+++ MATERIAL TO PROCESS

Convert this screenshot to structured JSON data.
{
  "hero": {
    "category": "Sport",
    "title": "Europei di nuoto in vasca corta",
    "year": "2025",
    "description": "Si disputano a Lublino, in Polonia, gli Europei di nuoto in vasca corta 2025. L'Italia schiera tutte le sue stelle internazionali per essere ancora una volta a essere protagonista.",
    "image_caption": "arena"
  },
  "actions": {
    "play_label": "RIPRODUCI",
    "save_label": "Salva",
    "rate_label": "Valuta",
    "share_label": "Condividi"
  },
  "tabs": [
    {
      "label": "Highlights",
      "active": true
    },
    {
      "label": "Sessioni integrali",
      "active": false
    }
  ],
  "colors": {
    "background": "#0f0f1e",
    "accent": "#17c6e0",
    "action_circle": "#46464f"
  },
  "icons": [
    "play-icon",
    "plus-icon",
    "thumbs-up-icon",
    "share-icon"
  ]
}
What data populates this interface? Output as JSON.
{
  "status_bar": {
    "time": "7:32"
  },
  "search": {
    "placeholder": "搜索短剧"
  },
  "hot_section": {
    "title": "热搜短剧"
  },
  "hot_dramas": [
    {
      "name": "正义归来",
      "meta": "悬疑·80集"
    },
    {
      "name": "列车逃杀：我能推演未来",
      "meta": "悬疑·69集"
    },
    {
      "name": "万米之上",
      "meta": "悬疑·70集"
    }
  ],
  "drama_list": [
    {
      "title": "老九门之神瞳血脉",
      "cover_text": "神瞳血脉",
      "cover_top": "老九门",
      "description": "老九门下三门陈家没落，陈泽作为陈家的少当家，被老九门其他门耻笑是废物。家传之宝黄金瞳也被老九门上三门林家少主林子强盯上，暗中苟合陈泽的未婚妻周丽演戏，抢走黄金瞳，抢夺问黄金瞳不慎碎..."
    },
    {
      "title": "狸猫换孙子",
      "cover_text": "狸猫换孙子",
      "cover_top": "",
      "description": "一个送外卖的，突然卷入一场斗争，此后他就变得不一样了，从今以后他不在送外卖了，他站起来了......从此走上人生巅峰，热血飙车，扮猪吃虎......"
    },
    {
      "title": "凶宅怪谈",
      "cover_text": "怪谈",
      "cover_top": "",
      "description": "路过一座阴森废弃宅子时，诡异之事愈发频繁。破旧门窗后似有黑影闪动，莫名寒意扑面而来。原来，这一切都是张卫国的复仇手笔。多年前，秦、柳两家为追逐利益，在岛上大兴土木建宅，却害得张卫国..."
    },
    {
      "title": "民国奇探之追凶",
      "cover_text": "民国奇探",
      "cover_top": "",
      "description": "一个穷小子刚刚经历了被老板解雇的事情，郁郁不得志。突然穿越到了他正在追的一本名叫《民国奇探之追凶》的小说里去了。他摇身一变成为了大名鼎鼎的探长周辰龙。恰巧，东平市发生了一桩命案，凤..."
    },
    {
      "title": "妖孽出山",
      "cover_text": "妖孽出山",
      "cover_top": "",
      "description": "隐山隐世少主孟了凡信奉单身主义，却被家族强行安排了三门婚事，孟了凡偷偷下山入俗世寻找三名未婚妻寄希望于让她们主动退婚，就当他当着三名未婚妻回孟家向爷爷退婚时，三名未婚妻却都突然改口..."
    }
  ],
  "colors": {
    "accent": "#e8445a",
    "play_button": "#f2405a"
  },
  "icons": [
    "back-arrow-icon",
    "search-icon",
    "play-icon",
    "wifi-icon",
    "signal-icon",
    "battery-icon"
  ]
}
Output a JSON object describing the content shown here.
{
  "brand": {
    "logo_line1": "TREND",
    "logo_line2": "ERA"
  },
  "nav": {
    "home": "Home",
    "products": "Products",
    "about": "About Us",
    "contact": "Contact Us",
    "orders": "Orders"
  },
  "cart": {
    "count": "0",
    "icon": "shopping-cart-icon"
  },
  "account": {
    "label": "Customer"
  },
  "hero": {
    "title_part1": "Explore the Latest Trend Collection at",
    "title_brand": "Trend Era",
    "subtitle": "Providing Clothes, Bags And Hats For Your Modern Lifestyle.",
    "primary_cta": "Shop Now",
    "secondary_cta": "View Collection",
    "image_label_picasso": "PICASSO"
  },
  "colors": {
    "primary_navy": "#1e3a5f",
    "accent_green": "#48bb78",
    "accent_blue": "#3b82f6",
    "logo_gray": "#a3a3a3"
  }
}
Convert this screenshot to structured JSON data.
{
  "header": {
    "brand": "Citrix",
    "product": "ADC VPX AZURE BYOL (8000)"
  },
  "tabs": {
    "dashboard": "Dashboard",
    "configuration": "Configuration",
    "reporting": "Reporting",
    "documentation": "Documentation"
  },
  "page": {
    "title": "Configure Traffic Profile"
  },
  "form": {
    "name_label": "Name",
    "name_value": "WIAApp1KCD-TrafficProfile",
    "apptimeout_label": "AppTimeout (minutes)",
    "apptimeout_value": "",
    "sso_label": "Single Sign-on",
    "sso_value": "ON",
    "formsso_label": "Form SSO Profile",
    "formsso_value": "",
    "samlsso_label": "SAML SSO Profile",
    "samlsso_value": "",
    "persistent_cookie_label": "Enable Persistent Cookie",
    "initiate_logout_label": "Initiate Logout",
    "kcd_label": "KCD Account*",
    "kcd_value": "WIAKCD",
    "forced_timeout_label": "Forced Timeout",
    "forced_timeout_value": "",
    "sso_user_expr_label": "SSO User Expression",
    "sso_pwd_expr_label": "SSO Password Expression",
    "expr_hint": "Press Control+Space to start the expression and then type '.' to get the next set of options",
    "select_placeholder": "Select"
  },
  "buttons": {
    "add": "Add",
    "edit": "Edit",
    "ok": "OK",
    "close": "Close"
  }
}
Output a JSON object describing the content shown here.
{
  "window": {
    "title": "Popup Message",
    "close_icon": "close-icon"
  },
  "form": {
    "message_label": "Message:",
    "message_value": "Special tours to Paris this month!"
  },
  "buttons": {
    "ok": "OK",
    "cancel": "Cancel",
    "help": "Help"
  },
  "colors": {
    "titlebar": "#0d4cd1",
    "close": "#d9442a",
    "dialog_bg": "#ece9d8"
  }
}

++++++

▸ WHAT YOU SHOULD DO
Above are the records; copy every line in them that holds the word "corta".

▸ FINAL RESULT
    "title": "Europei di nuoto in vasca corta",
    "description": "Si disputano a Lublino, in Polonia, gli Europei di nuoto in vasca corta 2025. L'Italia schiera tutte le sue stelle internazionali per essere ancora una volta a essere protagonista.",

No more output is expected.